TEXTE CITÉ:
══════

La ville de Brno rend hommage à son poète

La fontaine de Jan Skácel avec ses vers à Náměstí svobody à Brno | Photo: GALAXY 2018 A7,  Wikimedia Commons,  CC0 1.0 DEED

Le centenaire de Jan Skácel sera célébré pendant tout le mois de février. A cette occasion la Bibliothèque régionale morave de Brno se transformera en un recueil de poésies. Une quarantaine de personnalités ont été invitées à choisir leur poème préféré dans l'œuvre de Jan Skácel et d'y ajouter leurs commentaires et leurs remarques. Les poèmes, les commentaires et d'autres documents seront exposés du 7 au 28 février dans les locaux de la bibliothèque. Parmi les participants au projet, citons entre autres le poète Petr Borkovec, l'écrivain Pavel Kohout, le dessinateur Petr Sís ou la présidente de l'Académie tchèque des Sciences Eva Zažímalová. Une exposition sur l'œuvre et la vie de Jan Skácel sera installée aussi en même temps au Musée régional de Brno et à cette occasion sera également présentée la première d'un film qui lui est consacré. Ainsi la ville de Brno célèbre celui qui a passé presque toute sa vie entre ses murs.

══════

Entrées de données enregistrées:
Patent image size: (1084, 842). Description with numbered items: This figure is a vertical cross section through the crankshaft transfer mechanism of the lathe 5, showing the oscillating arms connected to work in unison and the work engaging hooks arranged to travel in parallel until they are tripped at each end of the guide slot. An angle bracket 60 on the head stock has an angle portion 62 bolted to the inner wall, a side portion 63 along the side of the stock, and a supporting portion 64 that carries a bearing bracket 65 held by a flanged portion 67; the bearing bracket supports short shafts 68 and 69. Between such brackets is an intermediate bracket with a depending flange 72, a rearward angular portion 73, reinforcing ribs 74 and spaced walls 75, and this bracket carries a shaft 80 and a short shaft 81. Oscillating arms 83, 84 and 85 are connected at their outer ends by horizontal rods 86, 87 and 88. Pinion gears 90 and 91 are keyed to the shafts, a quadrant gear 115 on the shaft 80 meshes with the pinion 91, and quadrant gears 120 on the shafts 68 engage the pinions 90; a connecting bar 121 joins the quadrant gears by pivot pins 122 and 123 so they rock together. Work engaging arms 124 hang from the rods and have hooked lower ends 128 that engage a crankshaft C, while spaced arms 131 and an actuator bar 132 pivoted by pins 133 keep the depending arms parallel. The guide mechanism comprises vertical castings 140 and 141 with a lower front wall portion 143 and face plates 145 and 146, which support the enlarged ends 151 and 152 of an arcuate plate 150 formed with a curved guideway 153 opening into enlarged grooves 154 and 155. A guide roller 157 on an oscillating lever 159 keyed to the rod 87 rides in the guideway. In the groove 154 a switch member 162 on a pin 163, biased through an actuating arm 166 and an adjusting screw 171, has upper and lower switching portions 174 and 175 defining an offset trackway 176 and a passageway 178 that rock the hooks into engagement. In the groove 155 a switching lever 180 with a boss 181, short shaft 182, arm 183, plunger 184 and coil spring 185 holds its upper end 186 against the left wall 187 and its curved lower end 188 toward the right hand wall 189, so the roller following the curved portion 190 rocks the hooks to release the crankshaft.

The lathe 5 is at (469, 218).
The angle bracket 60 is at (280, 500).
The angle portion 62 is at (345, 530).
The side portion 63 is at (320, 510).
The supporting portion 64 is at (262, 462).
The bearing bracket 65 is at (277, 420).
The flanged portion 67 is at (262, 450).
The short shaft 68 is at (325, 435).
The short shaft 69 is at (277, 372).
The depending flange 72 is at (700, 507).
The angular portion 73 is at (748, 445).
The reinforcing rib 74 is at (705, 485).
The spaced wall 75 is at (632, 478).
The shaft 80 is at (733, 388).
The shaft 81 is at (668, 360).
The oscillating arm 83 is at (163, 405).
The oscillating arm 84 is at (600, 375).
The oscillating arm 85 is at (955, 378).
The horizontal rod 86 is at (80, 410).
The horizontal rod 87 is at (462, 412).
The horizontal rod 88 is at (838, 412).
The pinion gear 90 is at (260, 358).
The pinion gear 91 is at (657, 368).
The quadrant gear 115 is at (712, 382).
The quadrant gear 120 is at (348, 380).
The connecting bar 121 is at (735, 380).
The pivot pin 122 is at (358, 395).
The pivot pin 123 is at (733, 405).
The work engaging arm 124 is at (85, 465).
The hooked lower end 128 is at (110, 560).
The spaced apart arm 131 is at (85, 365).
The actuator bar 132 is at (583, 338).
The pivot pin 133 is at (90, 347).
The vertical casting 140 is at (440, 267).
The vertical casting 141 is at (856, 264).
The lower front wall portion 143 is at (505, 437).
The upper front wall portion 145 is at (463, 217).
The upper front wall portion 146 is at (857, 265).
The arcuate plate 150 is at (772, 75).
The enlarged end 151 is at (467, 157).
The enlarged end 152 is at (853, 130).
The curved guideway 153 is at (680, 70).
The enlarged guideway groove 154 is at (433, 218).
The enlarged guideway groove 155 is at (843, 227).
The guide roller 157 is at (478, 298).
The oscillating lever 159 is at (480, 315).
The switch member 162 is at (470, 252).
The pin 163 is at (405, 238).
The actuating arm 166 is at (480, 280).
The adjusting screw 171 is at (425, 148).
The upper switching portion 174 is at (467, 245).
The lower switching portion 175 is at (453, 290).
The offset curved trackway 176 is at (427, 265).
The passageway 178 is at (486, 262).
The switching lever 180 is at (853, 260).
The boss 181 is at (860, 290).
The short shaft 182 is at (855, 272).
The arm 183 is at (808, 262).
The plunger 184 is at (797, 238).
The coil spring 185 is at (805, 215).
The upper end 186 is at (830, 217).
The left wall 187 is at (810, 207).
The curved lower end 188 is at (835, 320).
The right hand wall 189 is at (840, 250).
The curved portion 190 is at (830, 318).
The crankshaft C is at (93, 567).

══════

OBJECTIF: Indiquez si chacune des affirmations suivantes s'accorde avec le texte sur le centenaire de Jan Skácel, en répondant par oui ou par non et en citant à l'identique les mots du texte qui tranchent. 1. Les poèmes et les commentaires seront exposés au Musée régional de Brno. 2. Une quarantaine de personnalités ont été invitées à choisir un poème de Jan Skácel. 3. Jan Skácel a passé la plus grande partie de sa vie loin de Brno.

TÂCHE ACCOMPLIE:
1. Non : « Les poèmes, les commentaires et d'autres documents seront exposés du 7 au 28 février dans les locaux de la bibliothèque. »
2. Oui : « Une quarantaine de personnalités ont été invitées à choisir leur poème préféré dans l'œuvre de Jan Skácel »
3. Non : « celui qui a passé presque toute sa vie entre ses murs »